Objective:
Omit every image, and transcribe the remaining entries exactly as given.

Input records:
━━━━━━━━━━━━━━━━━━━━━━━━━━━━━━
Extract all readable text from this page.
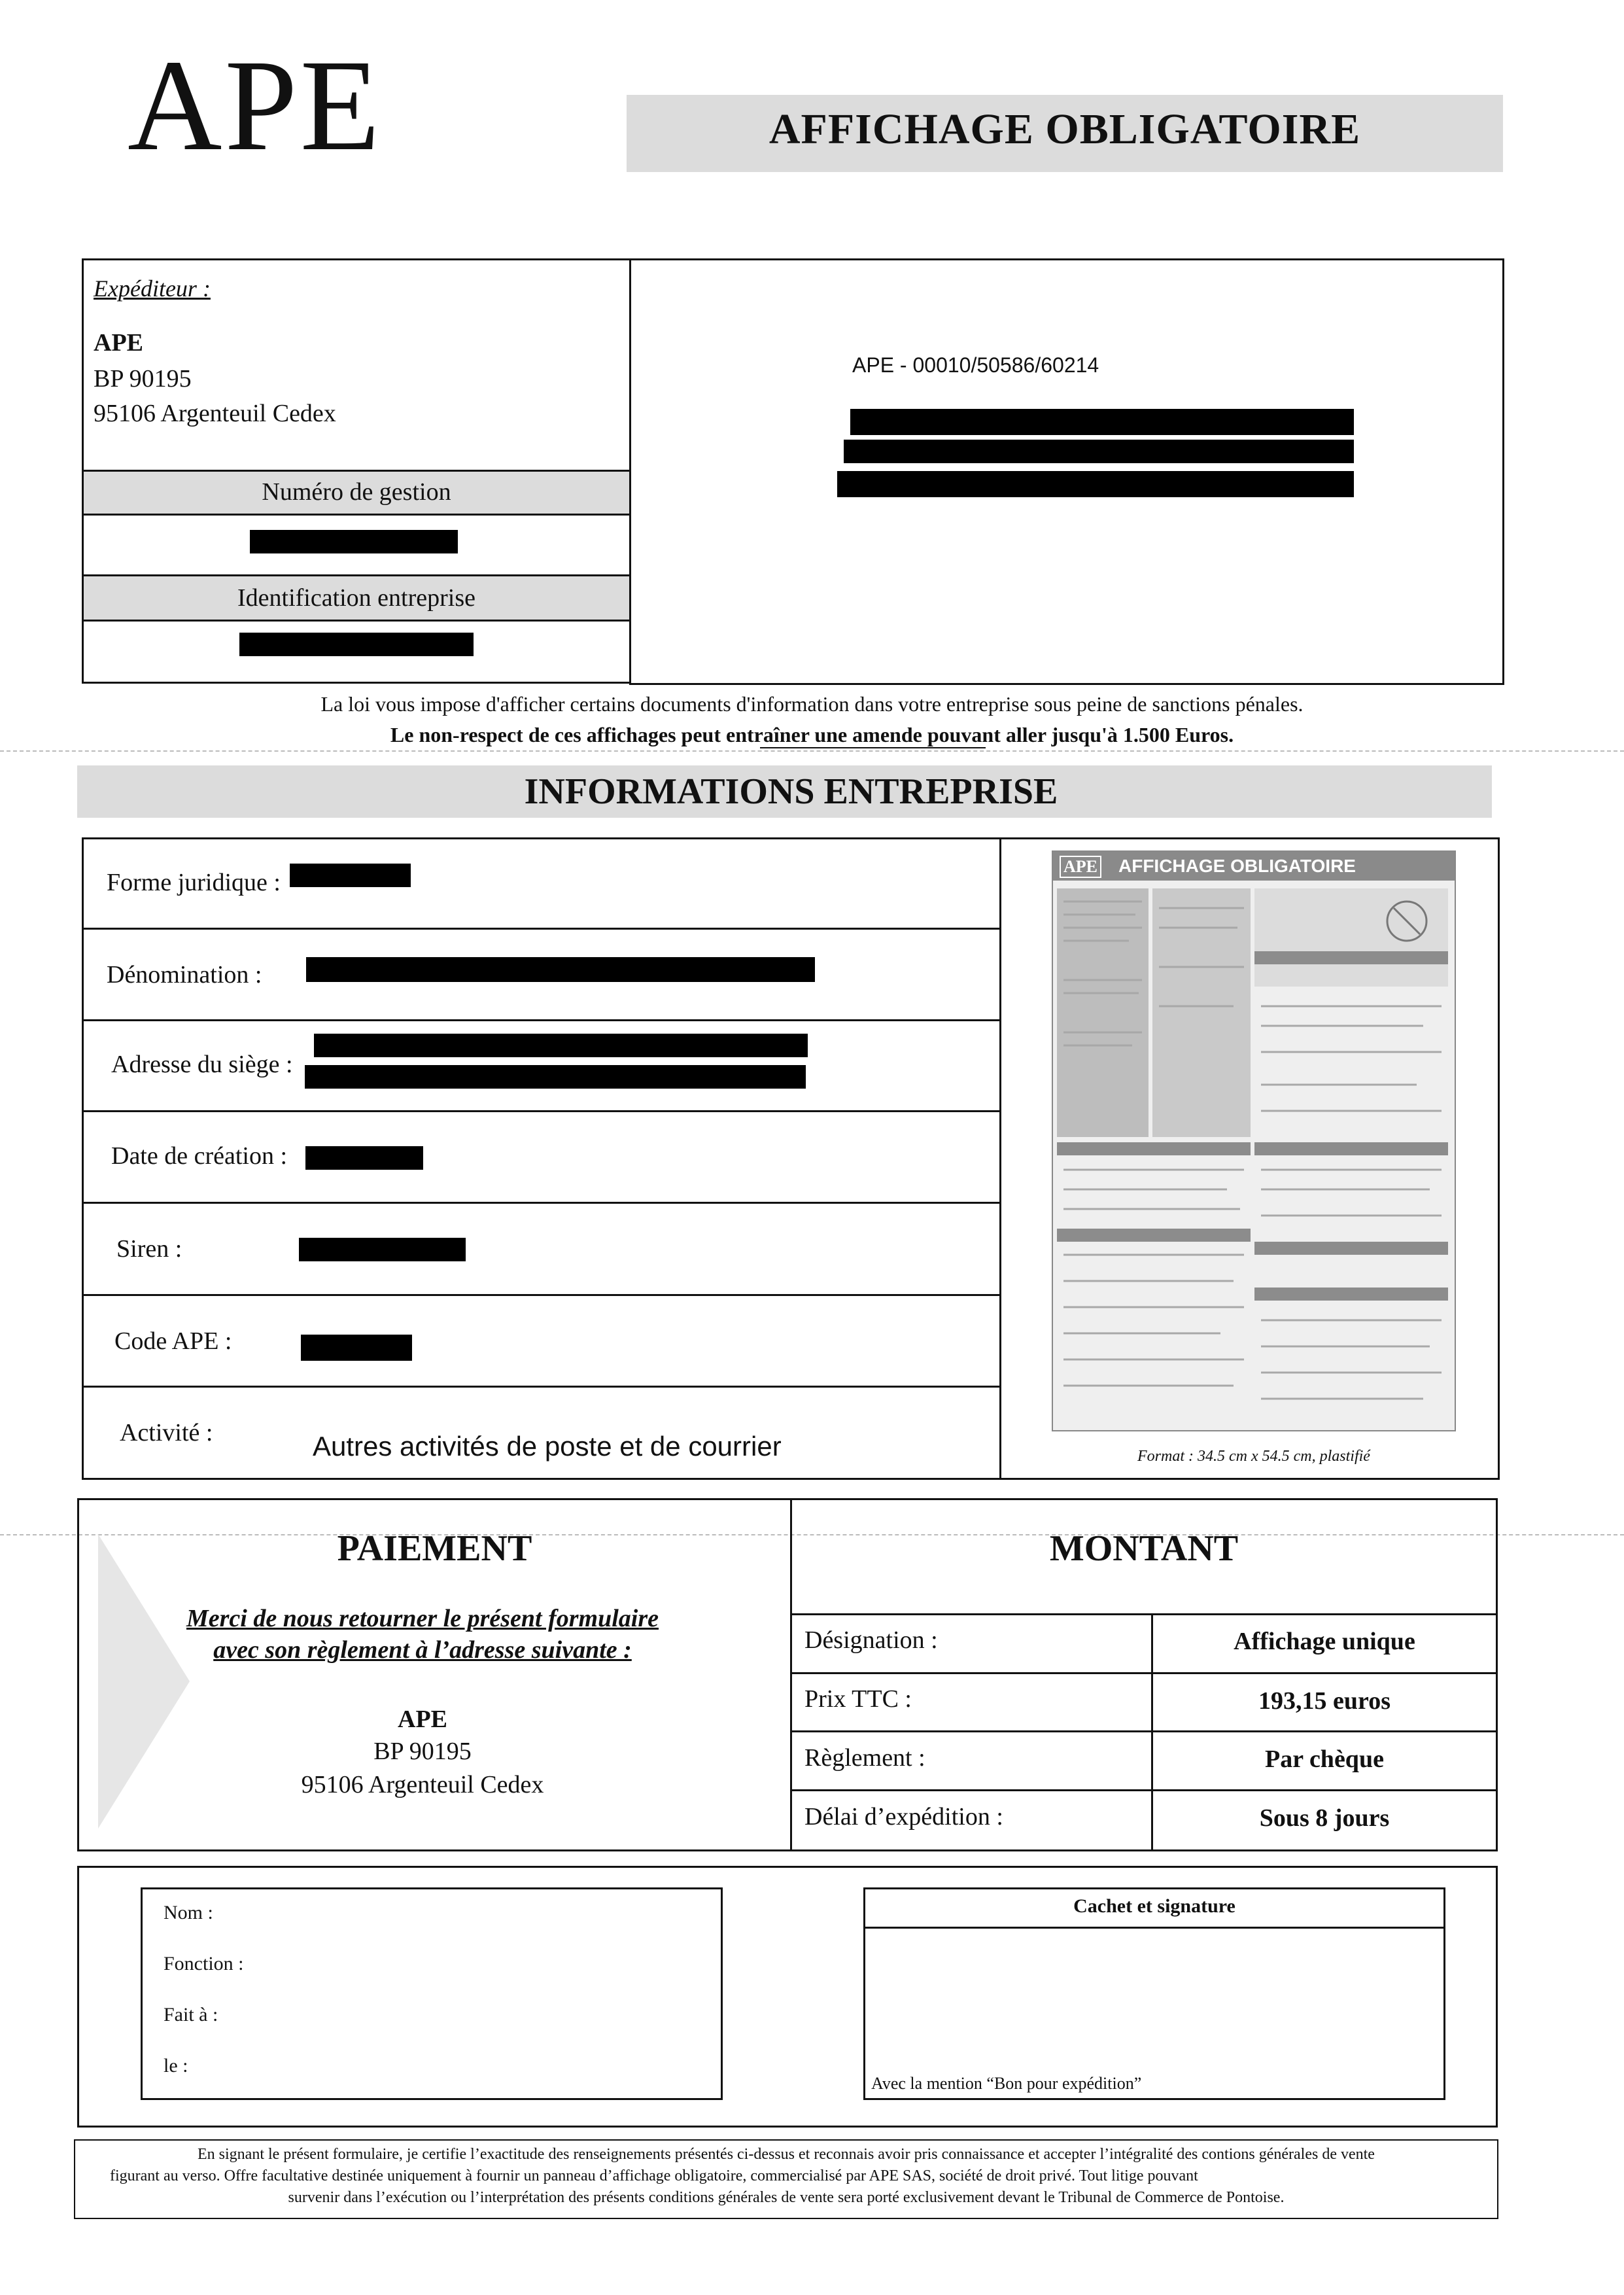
APE	AFFICHAGE OBLIGATOIRE
Expéditeur :
APE
BP 90195
95106 Argenteuil Cedex
Numéro de gestion
Identification entreprise
APE - 00010/50586/60214
La loi vous impose d'afficher certains documents d'information dans votre entreprise sous peine de sanctions pénales.
Le non-respect de ces affichages peut entraîner une amende pouvant aller jusqu'à 1.500 Euros.
INFORMATIONS ENTREPRISE
Forme juridique :
Dénomination :
Adresse du siège :
Date de création :
Siren :
Code APE :
Activité :	Autres activités de poste et de courrier
APE AFFICHAGE OBLIGATOIRE
Format : 34.5 cm x 54.5 cm, plastifié
PAIEMENT
Merci de nous retourner le présent formulaire
avec son règlement à l’adresse suivante :
APE
BP 90195
95106 Argenteuil Cedex
MONTANT
Désignation :	Affichage unique
Prix TTC :	193,15 euros
Règlement :	Par chèque
Délai d’expédition :	Sous 8 jours
Nom :
Fonction :
Fait à :
le :
Cachet et signature
Avec la mention “Bon pour expédition”
En signant le présent formulaire, je certifie l’exactitude des renseignements présentés ci-dessus et reconnais avoir pris connaissance et accepter l’intégralité des contions générales de vente
figurant au verso. Offre facultative destinée uniquement à fournir un panneau d’affichage obligatoire, commercialisé par APE SAS, société de droit privé. Tout litige pouvant
survenir dans l’exécution ou l’interprétation des présents conditions générales de vente sera porté exclusivement devant le Tribunal de Commerce de Pontoise.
━━━━━━━━━━━━━━━━━━━━━━━━━━━━━━
Solution to the exercise:
Extract all readable text from this page.
APE	AFFICHAGE OBLIGATOIRE
Expéditeur :
APE
BP 90195
95106 Argenteuil Cedex
Numéro de gestion
Identification entreprise
APE - 00010/50586/60214
La loi vous impose d'afficher certains documents d'information dans votre entreprise sous peine de sanctions pénales.
Le non-respect de ces affichages peut entraîner une amende pouvant aller jusqu'à 1.500 Euros.
INFORMATIONS ENTREPRISE
Forme juridique :
Dénomination :
Adresse du siège :
Date de création :
Siren :
Code APE :
Activité :	Autres activités de poste et de courrier
APE AFFICHAGE OBLIGATOIRE
Format : 34.5 cm x 54.5 cm, plastifié
PAIEMENT
Merci de nous retourner le présent formulaire
avec son règlement à l’adresse suivante :
APE
BP 90195
95106 Argenteuil Cedex
MONTANT
Désignation :	Affichage unique
Prix TTC :	193,15 euros
Règlement :	Par chèque
Délai d’expédition :	Sous 8 jours
Nom :
Fonction :
Fait à :
le :
Cachet et signature
Avec la mention “Bon pour expédition”
En signant le présent formulaire, je certifie l’exactitude des renseignements présentés ci-dessus et reconnais avoir pris connaissance et accepter l’intégralité des contions générales de vente
figurant au verso. Offre facultative destinée uniquement à fournir un panneau d’affichage obligatoire, commercialisé par APE SAS, société de droit privé. Tout litige pouvant
survenir dans l’exécution ou l’interprétation des présents conditions générales de vente sera porté exclusivement devant le Tribunal de Commerce de Pontoise.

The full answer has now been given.